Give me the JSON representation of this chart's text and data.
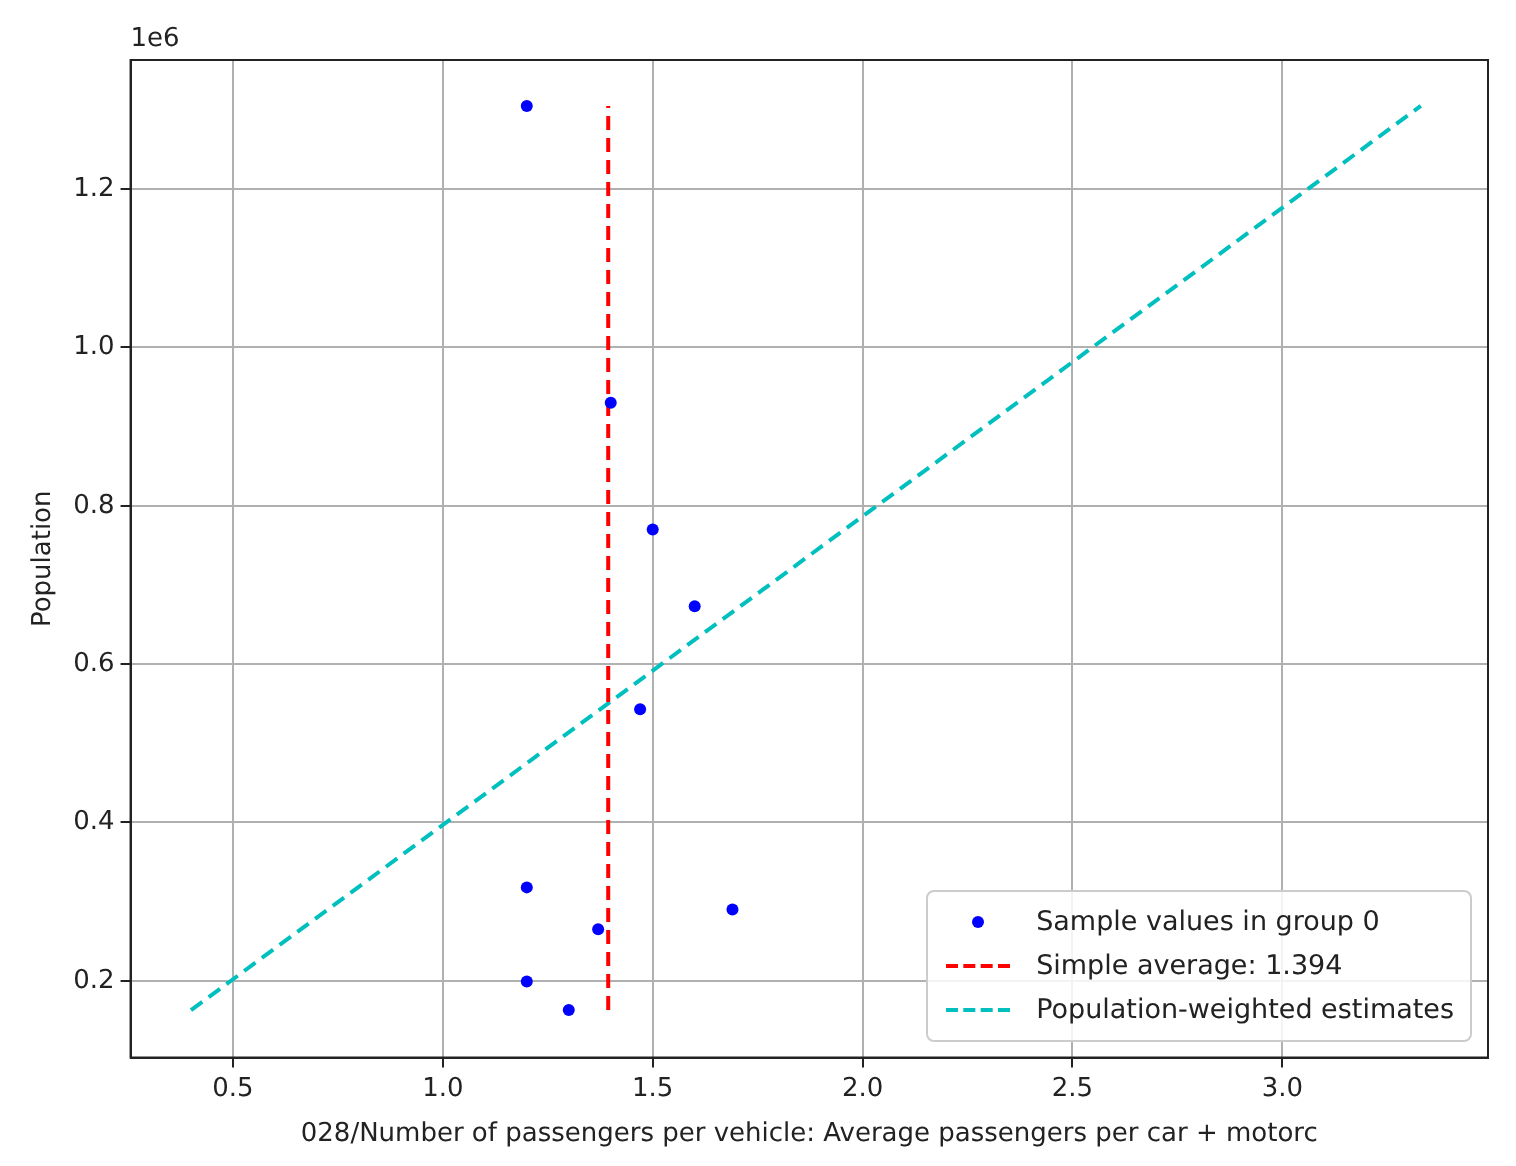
{
  "chart_data": {
    "type": "scatter",
    "xlabel": "028/Number of passengers per vehicle: Average passengers per car + motorc",
    "ylabel": "Population",
    "annotations": [
      "1e6"
    ],
    "xlim": [
      0.256,
      3.49
    ],
    "xticks": [
      0.5,
      {
        "value": 1,
        "label": "1.0"
      },
      1.5,
      {
        "value": 2,
        "label": "2.0"
      },
      2.5,
      {
        "value": 3,
        "label": "3.0"
      }
    ],
    "ylim": [
      0.103,
      1.363
    ],
    "yticks": [
      0.2,
      0.4,
      0.6,
      0.8,
      {
        "value": 1,
        "label": "1.0"
      },
      1.2
    ],
    "grid": true,
    "legend": "bottom right",
    "series": [
      {
        "name": "Sample values in group 0",
        "color": "#0000ff",
        "marker": "circle",
        "x": [
          1.2,
          1.4,
          1.5,
          1.6,
          1.47,
          1.2,
          1.37,
          1.69,
          1.2,
          1.3
        ],
        "values": [
          1.305,
          0.93,
          0.77,
          0.673,
          0.543,
          0.318,
          0.265,
          0.29,
          0.199,
          0.163
        ]
      },
      {
        "name": "Simple average: 1.394",
        "type": "line",
        "color": "#ff0000",
        "line_style": "dashed",
        "marker": "none",
        "x": [
          1.394,
          1.394
        ],
        "values": [
          0.163,
          1.305
        ]
      },
      {
        "name": "Population-weighted estimates",
        "type": "line",
        "color": "#00bfbf",
        "line_style": "dashed",
        "marker": "none",
        "x": [
          0.4,
          3.33
        ],
        "values": [
          0.163,
          1.305
        ]
      }
    ]
  }
}
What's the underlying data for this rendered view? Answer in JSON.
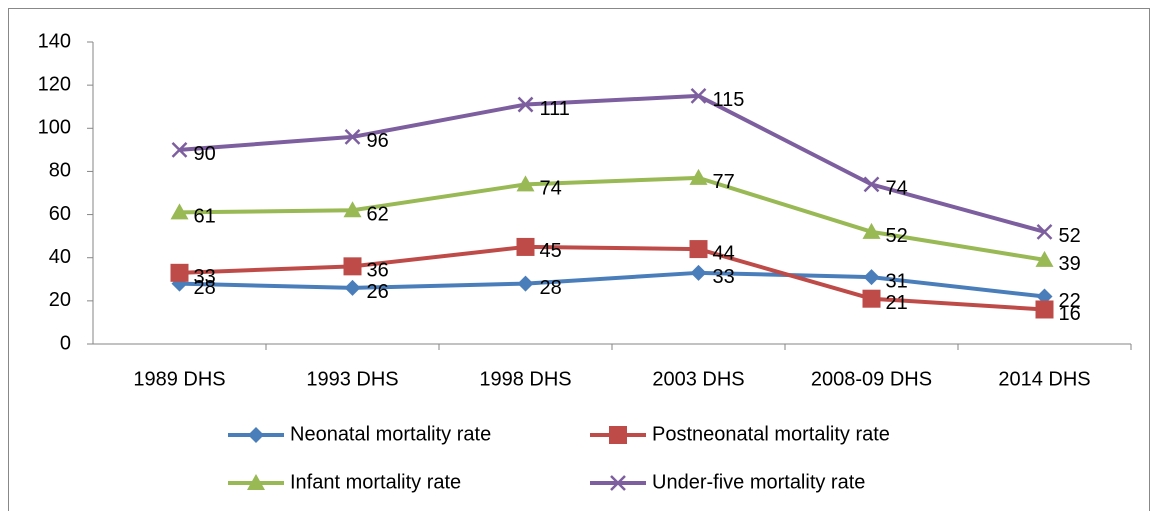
{
  "chart_data": {
    "type": "line",
    "categories": [
      "1989 DHS",
      "1993 DHS",
      "1998 DHS",
      "2003 DHS",
      "2008-09 DHS",
      "2014 DHS"
    ],
    "series": [
      {
        "name": "Neonatal mortality rate",
        "color": "#4a7ebb",
        "marker": "diamond",
        "values": [
          28,
          26,
          28,
          33,
          31,
          22
        ]
      },
      {
        "name": "Postneonatal mortality rate",
        "color": "#be4b48",
        "marker": "square",
        "values": [
          33,
          36,
          45,
          44,
          21,
          16
        ]
      },
      {
        "name": "Infant mortality rate",
        "color": "#98b954",
        "marker": "triangle",
        "values": [
          61,
          62,
          74,
          77,
          52,
          39
        ]
      },
      {
        "name": "Under-five mortality rate",
        "color": "#7d5fa0",
        "marker": "x",
        "values": [
          90,
          96,
          111,
          115,
          74,
          52
        ]
      }
    ],
    "ylim": [
      0,
      140
    ],
    "yticks": [
      0,
      20,
      40,
      60,
      80,
      100,
      120,
      140
    ],
    "grid": false,
    "legend": "bottom"
  }
}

++++

■ **Required work**:
Gather each line from the entries above that includes the word "rate".

■ **Result of the task**:
        "name": "Neonatal mortality rate",
        "name": "Postneonatal mortality rate",
        "name": "Infant mortality rate",
        "name": "Under-five mortality rate",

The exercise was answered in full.